- What to do
Once the pictures are set aside, transcribe the remaining data exactly.

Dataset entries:
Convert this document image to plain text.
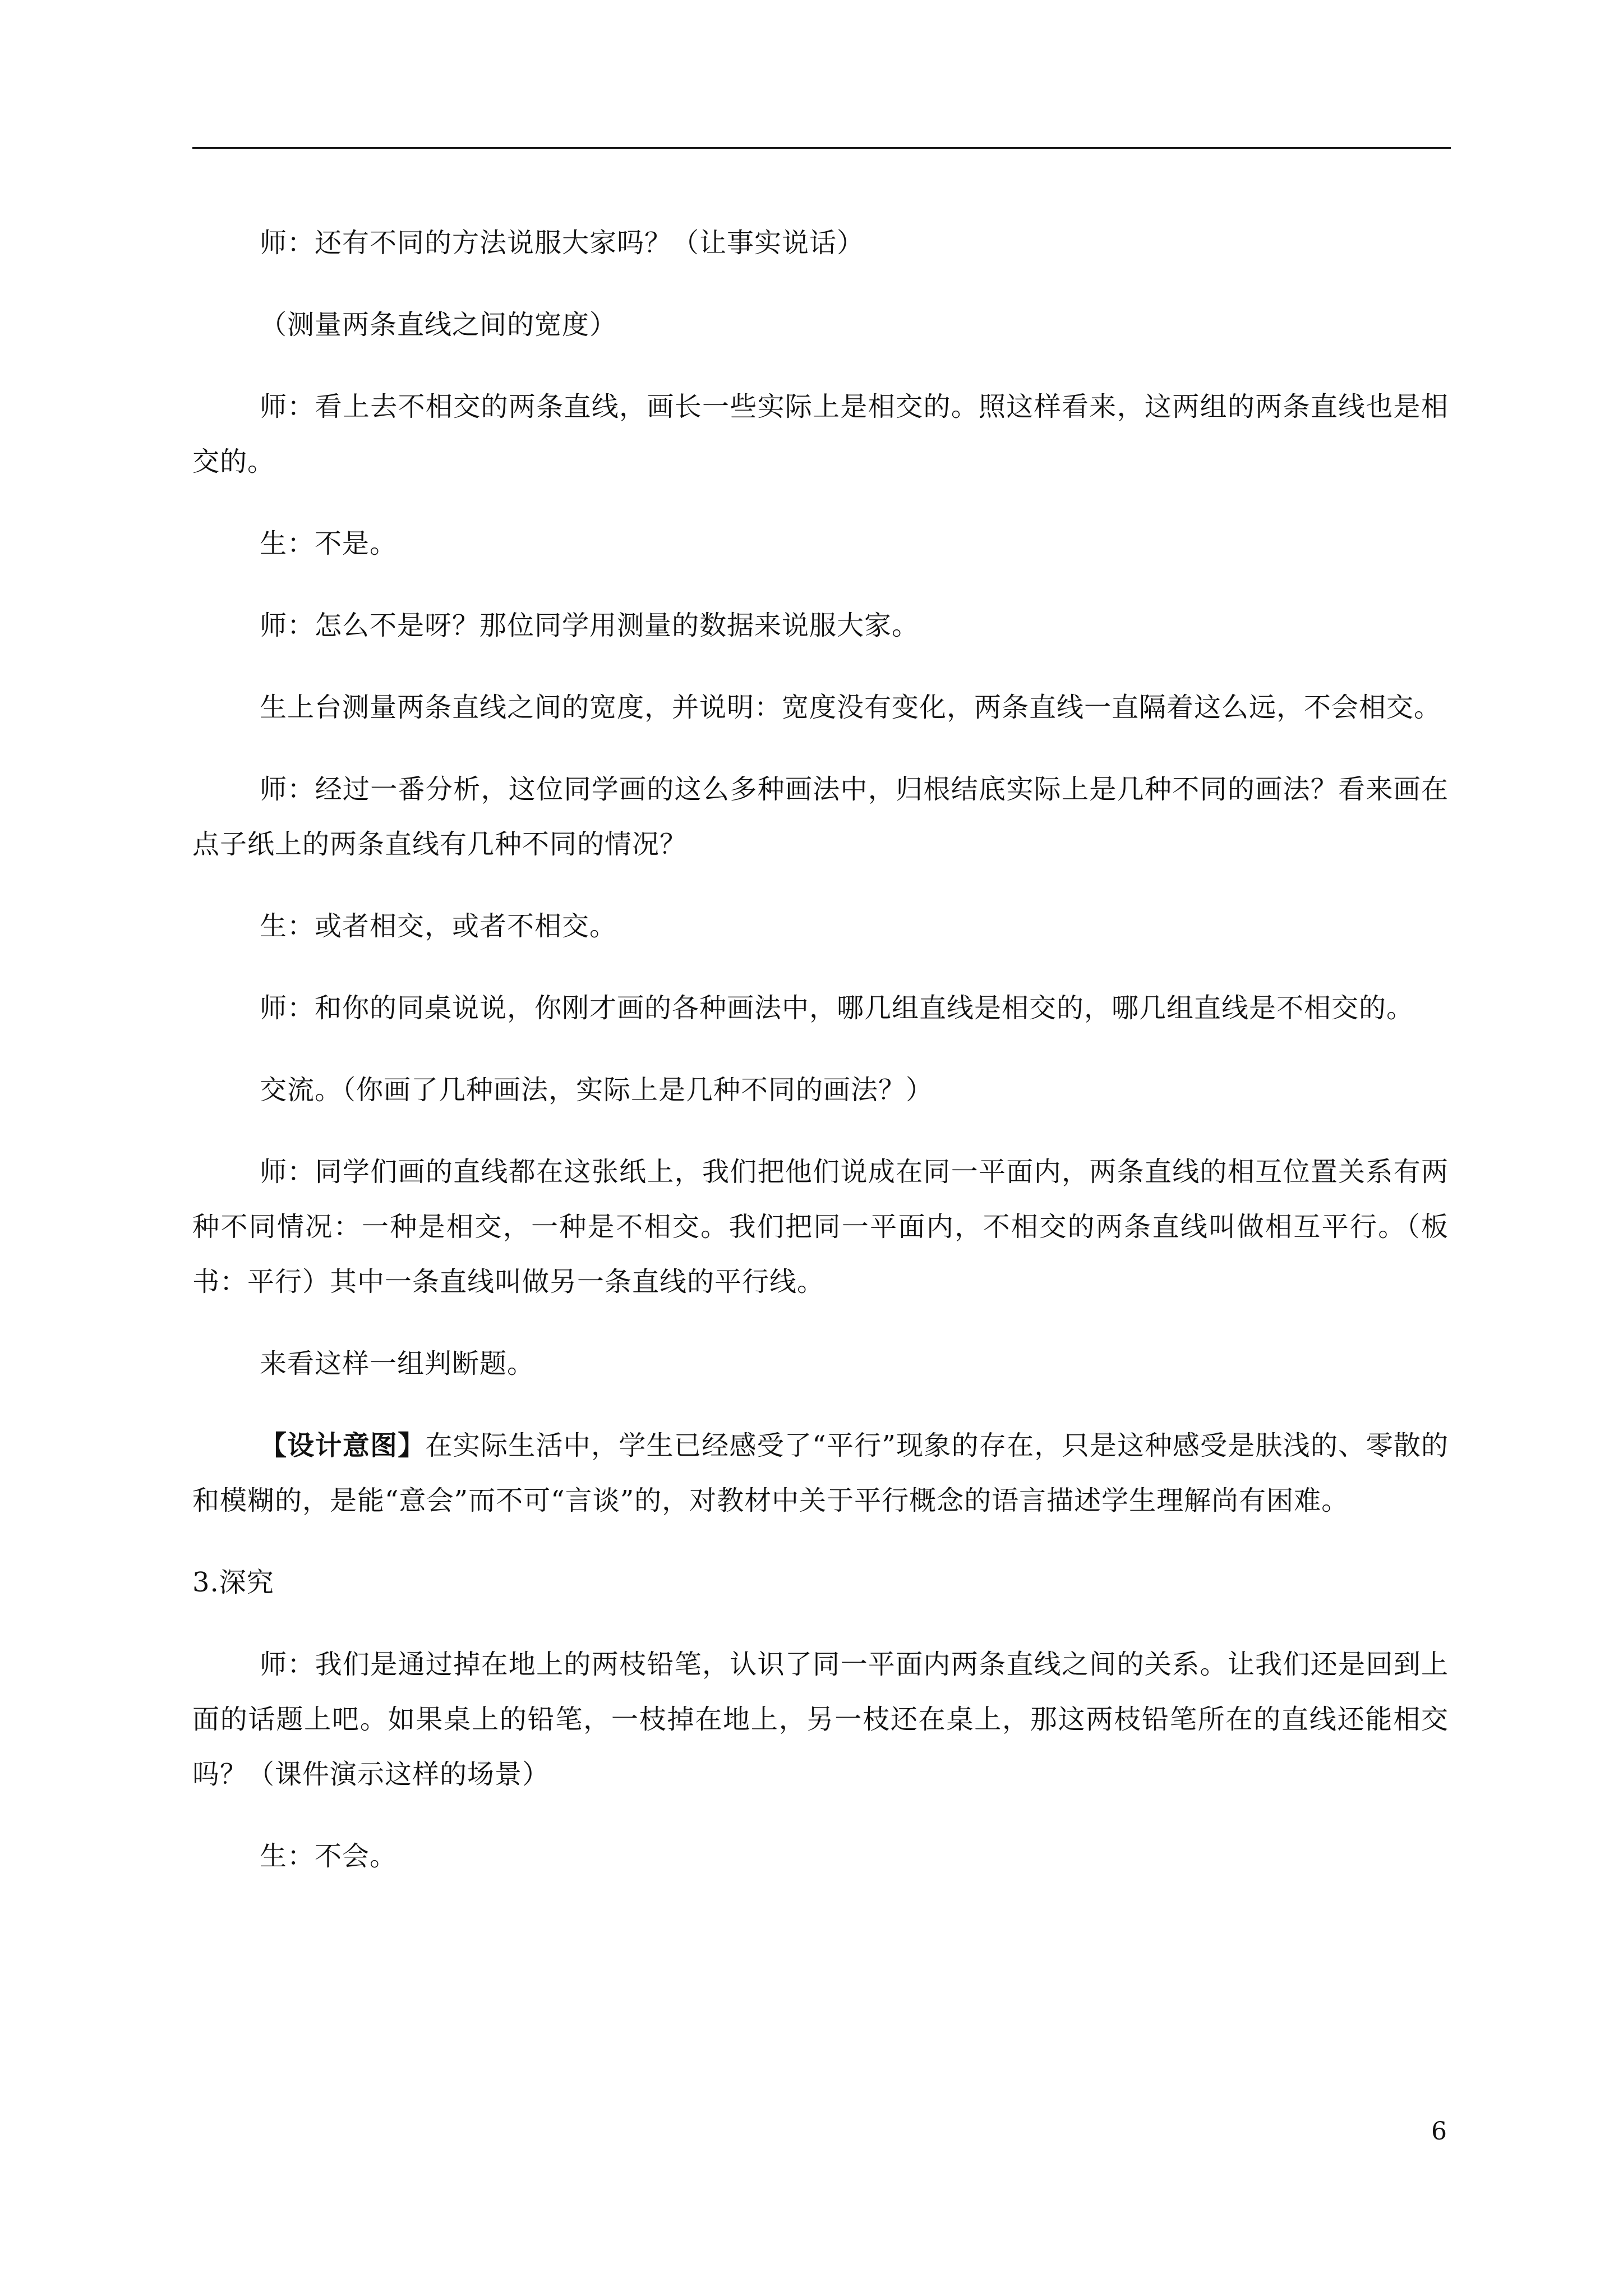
师：还有不同的方法说服大家吗？（让事实说话）

（测量两条直线之间的宽度）

师：看上去不相交的两条直线，画长一些实际上是相交的。照这样看来，这两组的两条直线也是相交的。

生：不是。

师：怎么不是呀？那位同学用测量的数据来说服大家。

生上台测量两条直线之间的宽度，并说明：宽度没有变化，两条直线一直隔着这么远，不会相交。

师：经过一番分析，这位同学画的这么多种画法中，归根结底实际上是几种不同的画法？看来画在点子纸上的两条直线有几种不同的情况？

生：或者相交，或者不相交。

师：和你的同桌说说，你刚才画的各种画法中，哪几组直线是相交的，哪几组直线是不相交的。

交流。（你画了几种画法，实际上是几种不同的画法？）

师：同学们画的直线都在这张纸上，我们把他们说成在同一平面内，两条直线的相互位置关系有两种不同情况：一种是相交，一种是不相交。我们把同一平面内，不相交的两条直线叫做相互平行。（板书：平行）其中一条直线叫做另一条直线的平行线。

来看这样一组判断题。

【设计意图】在实际生活中，学生已经感受了“平行”现象的存在，只是这种感受是肤浅的、零散的和模糊的，是能“意会”而不可“言谈”的，对教材中关于平行概念的语言描述学生理解尚有困难。

3.深究

师：我们是通过掉在地上的两枝铅笔，认识了同一平面内两条直线之间的关系。让我们还是回到上面的话题上吧。如果桌上的铅笔，一枝掉在地上，另一枝还在桌上，那这两枝铅笔所在的直线还能相交吗？（课件演示这样的场景）

生：不会。

6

- Correct output
Convert this document image to plain text.
师：还有不同的方法说服大家吗？（让事实说话）

（测量两条直线之间的宽度）

师：看上去不相交的两条直线，画长一些实际上是相交的。照这样看来，这两组的两条直线也是相交的。

生：不是。

师：怎么不是呀？那位同学用测量的数据来说服大家。

生上台测量两条直线之间的宽度，并说明：宽度没有变化，两条直线一直隔着这么远，不会相交。

师：经过一番分析，这位同学画的这么多种画法中，归根结底实际上是几种不同的画法？看来画在点子纸上的两条直线有几种不同的情况？

生：或者相交，或者不相交。

师：和你的同桌说说，你刚才画的各种画法中，哪几组直线是相交的，哪几组直线是不相交的。

交流。（你画了几种画法，实际上是几种不同的画法？）

师：同学们画的直线都在这张纸上，我们把他们说成在同一平面内，两条直线的相互位置关系有两种不同情况：一种是相交，一种是不相交。我们把同一平面内，不相交的两条直线叫做相互平行。（板书：平行）其中一条直线叫做另一条直线的平行线。

来看这样一组判断题。

【设计意图】在实际生活中，学生已经感受了“平行”现象的存在，只是这种感受是肤浅的、零散的和模糊的，是能“意会”而不可“言谈”的，对教材中关于平行概念的语言描述学生理解尚有困难。

3.深究

师：我们是通过掉在地上的两枝铅笔，认识了同一平面内两条直线之间的关系。让我们还是回到上面的话题上吧。如果桌上的铅笔，一枝掉在地上，另一枝还在桌上，那这两枝铅笔所在的直线还能相交吗？（课件演示这样的场景）

生：不会。

6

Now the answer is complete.